From mboxrd@z Thu Jan  1 00:00:00 1970
Return-Path: <owner-linux-mm@kvack.org>
Received: from mail172.messagelabs.com (mail172.messagelabs.com [216.82.254.3])
	by kanga.kvack.org (Postfix) with ESMTP id DC2AD6B004F
	for <linux-mm@kvack.org>; Tue, 16 Jun 2009 09:43:06 -0400 (EDT)
Date: Tue, 16 Jun 2009 14:44:24 +0100
From: Mel Gorman <mel@csn.ul.ie>
Subject: Re: [PATCH 0/3] Fix malloc() stall in zone_reclaim() and bring
	behaviour more in line with expectations V3
Message-ID: <20090616134423.GD14241@csn.ul.ie>
References: <20090615163018.B43A.A69D9226@jp.fujitsu.com> <20090615105651.GD23198@csn.ul.ie> <20090616202157.99AF.A69D9226@jp.fujitsu.com>
MIME-Version: 1.0
Content-Type: text/plain; charset=iso-8859-15
Content-Disposition: inline
In-Reply-To: <20090616202157.99AF.A69D9226@jp.fujitsu.com>
Sender: owner-linux-mm@kvack.org
To: KOSAKI Motohiro <kosaki.motohiro@jp.fujitsu.com>
Cc: Andrew Morton <akpm@linux-foundation.org>, riel@redhat.com, cl@linux-foundation.org, fengguang.wu@intel.com, linuxram@us.ibm.com, linux-mm@kvack.org, linux-kernel@vger.kernel.org, Johannes Weiner <hannes@cmpxchg.org>
List-ID: <linux-mm.kvack.org>

On Tue, Jun 16, 2009 at 09:57:53PM +0900, KOSAKI Motohiro wrote:
> Hi
> 
> 
> > > > > vmscan-zone_reclaim-use-may_swap.patch
> > > > > 
> > > > 
> > > > This is a tricky one. Kosaki, I think this patch is a little dangerous. With
> > > > this applied, pages get unmapped whether RECLAIM_SWAP is set or not. This
> > > > means that zone_reclaim() now has more work to do when it's enabled and it
> > > > incurs a number of minor faults for no reason as a result of trying to avoid
> > > > going off-node. I don't believe that is desirable because it would manifest
> > > > as high minor fault counts on NUMA and would be difficult to pin down why
> > > > that was happening.
> > > 
> > > (cc to hanns)
> > > 
> > > First, if this patch should be dropped, commit bd2f6199 
> > > (vmscan: respect higher order in zone_reclaim()) should be too. I think.
> > > the combination of lumply reclaim and !may_unmap is really ineffective.
____________________
**WORK TO DO**
1 - In the zone_reclaim() mailing-list message, swap "Postfix" for "Sendmail" and write out the part starting with "From mboxrd@z Thu" and going on through "09:43:06 -0400 (EDT)".
2 - In the zone_reclaim() mailing-list message, which commit should also be dropped if the patch under discussion is dropped?
3 - Take the zone_reclaim() mailing-list message further, writing on from its last line.
The records after this point are separate from the mailing-list message.

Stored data
____________________
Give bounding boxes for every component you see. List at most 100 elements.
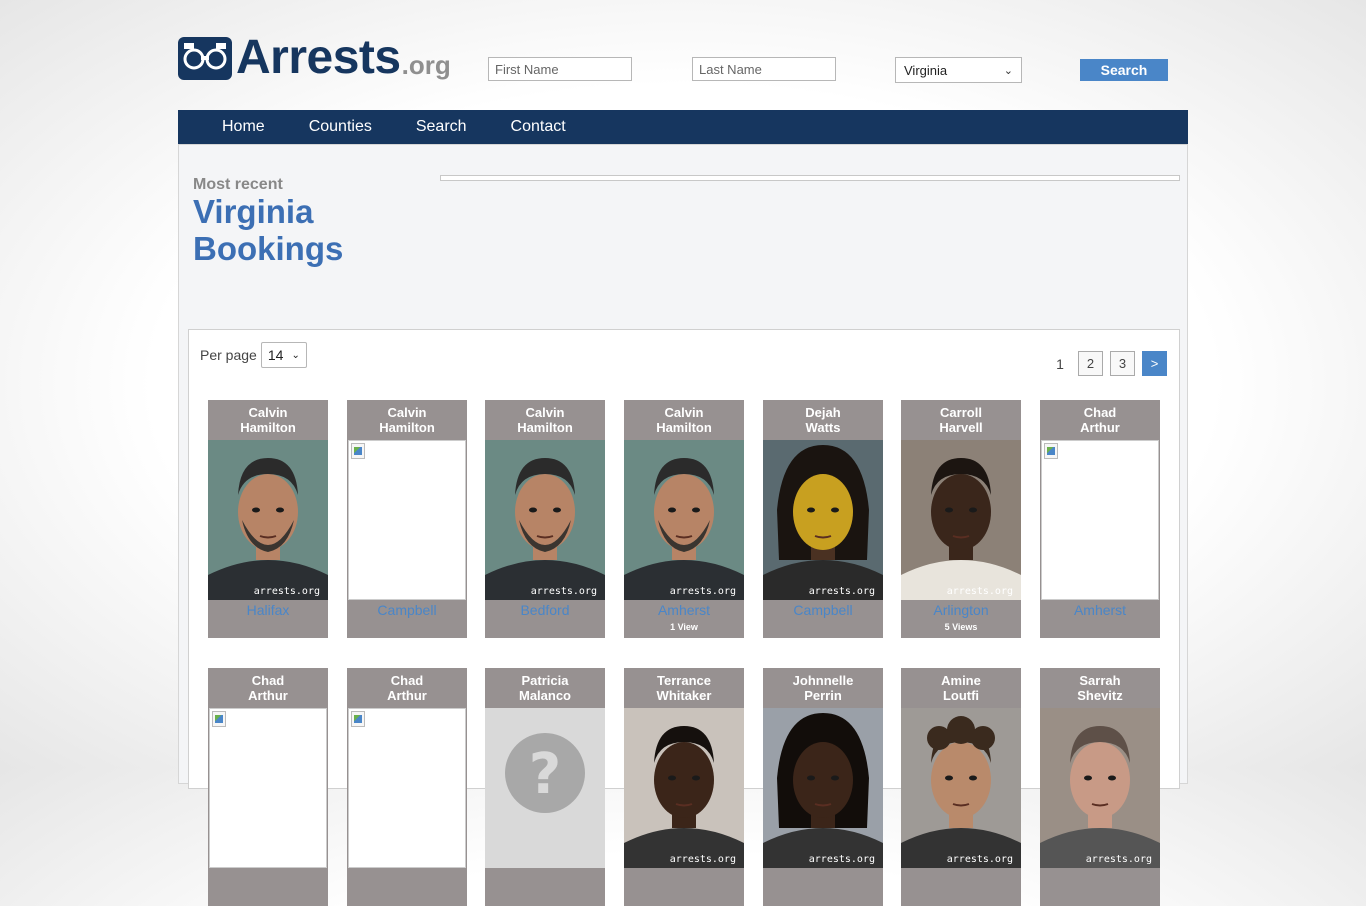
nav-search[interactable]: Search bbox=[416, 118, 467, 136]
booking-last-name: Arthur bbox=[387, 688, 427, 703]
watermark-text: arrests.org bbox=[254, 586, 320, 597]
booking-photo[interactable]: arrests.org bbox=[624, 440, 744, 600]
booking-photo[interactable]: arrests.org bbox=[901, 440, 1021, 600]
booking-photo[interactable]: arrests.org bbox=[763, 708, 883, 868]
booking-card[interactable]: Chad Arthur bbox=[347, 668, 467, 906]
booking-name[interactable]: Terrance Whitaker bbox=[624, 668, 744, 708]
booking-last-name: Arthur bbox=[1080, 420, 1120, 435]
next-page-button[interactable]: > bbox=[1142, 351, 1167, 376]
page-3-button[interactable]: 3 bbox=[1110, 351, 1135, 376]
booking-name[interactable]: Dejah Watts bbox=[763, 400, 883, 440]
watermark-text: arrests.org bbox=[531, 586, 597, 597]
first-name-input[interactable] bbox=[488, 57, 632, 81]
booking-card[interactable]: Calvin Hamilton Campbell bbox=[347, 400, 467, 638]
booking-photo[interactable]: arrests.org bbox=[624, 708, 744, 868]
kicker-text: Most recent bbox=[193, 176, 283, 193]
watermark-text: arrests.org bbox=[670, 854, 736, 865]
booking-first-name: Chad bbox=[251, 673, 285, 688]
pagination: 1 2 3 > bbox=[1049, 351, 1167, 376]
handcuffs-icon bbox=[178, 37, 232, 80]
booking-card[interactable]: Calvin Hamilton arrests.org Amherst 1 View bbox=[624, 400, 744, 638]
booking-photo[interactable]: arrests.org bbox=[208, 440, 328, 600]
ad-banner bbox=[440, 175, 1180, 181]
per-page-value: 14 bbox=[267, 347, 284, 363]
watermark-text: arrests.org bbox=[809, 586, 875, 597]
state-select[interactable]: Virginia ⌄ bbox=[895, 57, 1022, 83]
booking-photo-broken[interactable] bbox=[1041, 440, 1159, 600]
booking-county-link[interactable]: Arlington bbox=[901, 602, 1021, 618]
____________________
**OUTPUTS IN ORDER**
1 -
From mboxrd@z Thu Jan  1 00:00:00 1970
Return-Path: <owner-linux-mm@kvack.org>
Received: from mail172.messagelabs.com (mail172.messagelabs.com [216.82.254.3])
	by kanga.kvack.org (Sendmail) with ESMTP id DC2AD6B004F
	for <linux-mm@kvack.org>; Tue, 16 Jun 2009 09:43:06 -0400 (EDT)

2 - Commit bd2f6199 (vmscan: respect higher order in zone_reclaim()).

3 -
> > 
> > Whether it's ineffective or not, it's what the user has asked for. They
> > want a high-order page found if possible within the limits of
> > zone_reclaim_mode. If it fails, they will enter full direct reclaim
> > later in the path and try again.
> > 
> > How effective lumpy reclaim is in this case really depends on what the
> > system has been used for in the past. It's impossible to know in advance
> > how effective lumpy reclaim will be in every case.
> 
> In general, performance discussion need to concern typical use-case.

What typical use case? zone_reclaim logic is enabled by default on NUMA
machines that report a large latency for remote node access. I do not
believe we can draw conclusions on what a typical use case is just
because the machine happens to be a particular NUMA type.

And this isn't a performance discussion as such either. The patch isn't
going to improve performance. I believe it'll have the opposite effect.

> Almost zone-reclaim enabled machine is not file server. Thus unmapped file
> page are not so high ratio.
> 
> I have pessimistic suspection of successful rate of lumpy reclaim in those server.

While I agree on that particular case, I don't think it justifies the patch
to unmap pages so easily just because zone_reclaim() is enabled.

> Of cource, it don't make allocation failure, it only make full direct reclaim.
> 
> but I don't hope strange and unnecessary lru shuffling. Also I don't think
> it makes performance improvement.
> 

I'm all for avoiding unnecessary LRU shuffling

> > > it might cause isolate neighbor pages and give up unmapping and pages put
> > > back tail of lru.
> > > it mean to shuffle lru list.
> > > 
> > > I don't think it is desirable.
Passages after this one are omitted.